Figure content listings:
start
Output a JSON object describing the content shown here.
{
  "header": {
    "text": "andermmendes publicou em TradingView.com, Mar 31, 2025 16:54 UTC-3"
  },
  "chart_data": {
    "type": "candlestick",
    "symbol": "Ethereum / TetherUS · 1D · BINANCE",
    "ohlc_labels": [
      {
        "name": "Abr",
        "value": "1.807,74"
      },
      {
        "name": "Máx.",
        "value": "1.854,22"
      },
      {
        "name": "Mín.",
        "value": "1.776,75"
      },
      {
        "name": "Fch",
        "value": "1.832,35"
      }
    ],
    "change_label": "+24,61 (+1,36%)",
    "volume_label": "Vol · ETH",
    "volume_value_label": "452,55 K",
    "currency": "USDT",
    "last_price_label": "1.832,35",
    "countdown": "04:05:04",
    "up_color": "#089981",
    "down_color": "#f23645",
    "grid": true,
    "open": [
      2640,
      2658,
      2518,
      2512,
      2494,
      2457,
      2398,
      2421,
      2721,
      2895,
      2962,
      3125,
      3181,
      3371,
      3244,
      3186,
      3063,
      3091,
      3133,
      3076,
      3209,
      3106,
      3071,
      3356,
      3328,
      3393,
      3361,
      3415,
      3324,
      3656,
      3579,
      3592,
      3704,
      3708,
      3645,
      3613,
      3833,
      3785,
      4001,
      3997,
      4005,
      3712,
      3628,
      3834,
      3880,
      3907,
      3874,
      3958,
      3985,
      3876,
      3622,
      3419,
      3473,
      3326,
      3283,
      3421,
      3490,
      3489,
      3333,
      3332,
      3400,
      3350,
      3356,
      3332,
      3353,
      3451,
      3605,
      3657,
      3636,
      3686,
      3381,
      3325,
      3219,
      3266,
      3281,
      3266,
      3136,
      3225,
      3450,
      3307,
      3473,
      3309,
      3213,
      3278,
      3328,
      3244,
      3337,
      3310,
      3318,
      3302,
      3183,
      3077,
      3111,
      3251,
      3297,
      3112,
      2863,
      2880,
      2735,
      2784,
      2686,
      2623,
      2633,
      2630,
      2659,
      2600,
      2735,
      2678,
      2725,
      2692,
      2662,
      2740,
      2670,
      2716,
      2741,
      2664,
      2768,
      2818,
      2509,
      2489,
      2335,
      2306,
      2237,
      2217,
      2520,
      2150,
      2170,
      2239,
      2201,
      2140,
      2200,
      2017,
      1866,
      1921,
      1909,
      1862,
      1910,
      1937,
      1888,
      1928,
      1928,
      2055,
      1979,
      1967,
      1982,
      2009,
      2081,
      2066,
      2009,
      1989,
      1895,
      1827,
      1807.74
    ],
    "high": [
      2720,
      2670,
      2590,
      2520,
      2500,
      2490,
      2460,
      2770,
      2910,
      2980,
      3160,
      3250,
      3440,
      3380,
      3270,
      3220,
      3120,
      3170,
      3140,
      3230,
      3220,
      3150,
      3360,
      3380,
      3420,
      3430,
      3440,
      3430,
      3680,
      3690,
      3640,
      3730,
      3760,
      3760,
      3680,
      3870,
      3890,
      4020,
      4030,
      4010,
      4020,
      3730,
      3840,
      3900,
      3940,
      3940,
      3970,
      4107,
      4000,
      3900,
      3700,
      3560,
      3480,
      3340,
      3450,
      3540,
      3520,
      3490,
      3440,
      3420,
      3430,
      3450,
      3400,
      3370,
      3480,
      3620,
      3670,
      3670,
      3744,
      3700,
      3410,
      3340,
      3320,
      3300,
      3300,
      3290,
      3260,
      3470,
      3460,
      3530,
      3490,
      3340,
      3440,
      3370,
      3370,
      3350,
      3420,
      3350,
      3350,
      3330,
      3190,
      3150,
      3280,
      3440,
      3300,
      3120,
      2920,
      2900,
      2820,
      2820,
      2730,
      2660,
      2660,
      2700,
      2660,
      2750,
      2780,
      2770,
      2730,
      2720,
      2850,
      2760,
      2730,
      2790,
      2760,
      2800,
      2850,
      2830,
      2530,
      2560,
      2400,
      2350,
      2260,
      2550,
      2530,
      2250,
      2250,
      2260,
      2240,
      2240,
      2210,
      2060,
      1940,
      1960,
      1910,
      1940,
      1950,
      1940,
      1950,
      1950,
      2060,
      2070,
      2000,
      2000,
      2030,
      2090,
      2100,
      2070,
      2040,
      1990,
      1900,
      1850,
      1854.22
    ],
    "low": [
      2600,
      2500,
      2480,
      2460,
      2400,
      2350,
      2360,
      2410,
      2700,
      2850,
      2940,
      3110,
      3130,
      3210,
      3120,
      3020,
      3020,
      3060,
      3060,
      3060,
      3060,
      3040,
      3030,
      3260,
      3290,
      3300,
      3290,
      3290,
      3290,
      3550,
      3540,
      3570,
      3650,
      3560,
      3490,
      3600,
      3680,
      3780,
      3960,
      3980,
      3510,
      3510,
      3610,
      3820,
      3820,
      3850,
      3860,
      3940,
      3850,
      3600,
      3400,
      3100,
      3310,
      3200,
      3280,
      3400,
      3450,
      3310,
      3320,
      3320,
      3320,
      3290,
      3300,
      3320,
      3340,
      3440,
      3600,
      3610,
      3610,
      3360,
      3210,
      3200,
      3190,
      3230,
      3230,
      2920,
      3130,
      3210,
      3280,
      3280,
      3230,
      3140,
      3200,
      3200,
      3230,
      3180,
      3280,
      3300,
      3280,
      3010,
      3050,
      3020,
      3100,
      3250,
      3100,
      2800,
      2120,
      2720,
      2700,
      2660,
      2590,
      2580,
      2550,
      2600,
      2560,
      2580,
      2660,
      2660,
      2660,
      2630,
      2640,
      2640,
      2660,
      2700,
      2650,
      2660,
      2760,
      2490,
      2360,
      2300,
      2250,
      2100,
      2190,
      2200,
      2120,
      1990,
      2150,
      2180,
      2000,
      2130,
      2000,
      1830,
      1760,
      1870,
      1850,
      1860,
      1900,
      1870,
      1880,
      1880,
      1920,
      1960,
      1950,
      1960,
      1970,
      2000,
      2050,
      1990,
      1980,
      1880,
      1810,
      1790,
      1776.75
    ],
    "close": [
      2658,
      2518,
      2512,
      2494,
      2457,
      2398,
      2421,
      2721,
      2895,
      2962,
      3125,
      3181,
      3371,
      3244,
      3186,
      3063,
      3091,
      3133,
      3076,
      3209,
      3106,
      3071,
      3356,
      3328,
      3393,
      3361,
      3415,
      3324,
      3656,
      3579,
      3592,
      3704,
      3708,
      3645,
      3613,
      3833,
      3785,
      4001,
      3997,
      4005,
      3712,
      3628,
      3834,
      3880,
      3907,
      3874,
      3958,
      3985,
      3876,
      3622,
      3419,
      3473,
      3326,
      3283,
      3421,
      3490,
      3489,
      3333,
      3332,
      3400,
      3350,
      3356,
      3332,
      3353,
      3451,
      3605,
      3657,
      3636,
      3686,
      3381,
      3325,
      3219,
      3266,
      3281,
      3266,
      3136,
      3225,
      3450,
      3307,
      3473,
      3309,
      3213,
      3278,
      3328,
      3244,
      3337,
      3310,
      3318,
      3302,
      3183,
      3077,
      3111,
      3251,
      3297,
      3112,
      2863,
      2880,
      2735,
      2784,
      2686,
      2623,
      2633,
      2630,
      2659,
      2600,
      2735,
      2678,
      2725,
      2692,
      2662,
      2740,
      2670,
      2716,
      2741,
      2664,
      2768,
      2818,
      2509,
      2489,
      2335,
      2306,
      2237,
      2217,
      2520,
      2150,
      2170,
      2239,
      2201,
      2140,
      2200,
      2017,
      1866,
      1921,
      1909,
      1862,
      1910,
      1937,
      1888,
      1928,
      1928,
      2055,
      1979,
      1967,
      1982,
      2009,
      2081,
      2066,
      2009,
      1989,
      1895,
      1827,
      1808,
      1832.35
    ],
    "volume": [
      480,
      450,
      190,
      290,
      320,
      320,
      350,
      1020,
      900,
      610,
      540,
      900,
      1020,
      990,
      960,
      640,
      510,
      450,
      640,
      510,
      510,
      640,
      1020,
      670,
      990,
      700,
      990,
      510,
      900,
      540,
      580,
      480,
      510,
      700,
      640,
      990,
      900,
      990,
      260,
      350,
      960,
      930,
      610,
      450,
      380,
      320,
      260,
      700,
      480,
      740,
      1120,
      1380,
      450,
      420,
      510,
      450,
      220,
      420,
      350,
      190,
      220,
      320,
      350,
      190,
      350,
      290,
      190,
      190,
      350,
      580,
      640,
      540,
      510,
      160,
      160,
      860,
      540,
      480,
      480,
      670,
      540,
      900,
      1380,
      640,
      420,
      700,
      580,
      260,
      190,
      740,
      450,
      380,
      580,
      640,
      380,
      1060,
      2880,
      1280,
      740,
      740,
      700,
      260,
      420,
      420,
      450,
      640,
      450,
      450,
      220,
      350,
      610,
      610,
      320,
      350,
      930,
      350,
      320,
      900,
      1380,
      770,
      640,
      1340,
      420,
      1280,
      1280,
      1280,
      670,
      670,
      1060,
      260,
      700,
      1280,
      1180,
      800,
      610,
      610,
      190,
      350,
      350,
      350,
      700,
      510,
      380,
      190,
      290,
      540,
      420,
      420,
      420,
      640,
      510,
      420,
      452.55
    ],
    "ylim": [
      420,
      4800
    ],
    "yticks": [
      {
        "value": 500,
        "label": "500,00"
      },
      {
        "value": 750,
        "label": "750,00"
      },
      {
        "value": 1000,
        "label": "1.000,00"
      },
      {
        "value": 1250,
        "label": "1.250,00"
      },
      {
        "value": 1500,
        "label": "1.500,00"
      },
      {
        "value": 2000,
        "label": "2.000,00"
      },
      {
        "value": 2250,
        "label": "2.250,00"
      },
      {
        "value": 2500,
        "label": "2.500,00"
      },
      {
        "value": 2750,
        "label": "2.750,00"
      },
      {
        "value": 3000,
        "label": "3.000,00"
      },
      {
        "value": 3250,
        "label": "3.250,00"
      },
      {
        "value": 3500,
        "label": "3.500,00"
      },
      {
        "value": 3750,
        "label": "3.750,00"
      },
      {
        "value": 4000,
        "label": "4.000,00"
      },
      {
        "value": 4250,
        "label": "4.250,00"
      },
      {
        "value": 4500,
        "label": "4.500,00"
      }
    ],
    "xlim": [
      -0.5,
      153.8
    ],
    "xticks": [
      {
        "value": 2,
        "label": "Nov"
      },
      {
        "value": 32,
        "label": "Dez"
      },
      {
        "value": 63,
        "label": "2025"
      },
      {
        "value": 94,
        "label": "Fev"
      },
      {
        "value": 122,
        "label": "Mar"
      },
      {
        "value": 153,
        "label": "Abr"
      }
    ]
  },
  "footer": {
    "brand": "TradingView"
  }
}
end
> Exercise instructions
Identify every line where the string "TradingView" appears.

> Full answer
    "text": "andermmendes publicou em TradingView.com, Mar 31, 2025 16:54 UTC-3"
    "brand": "TradingView"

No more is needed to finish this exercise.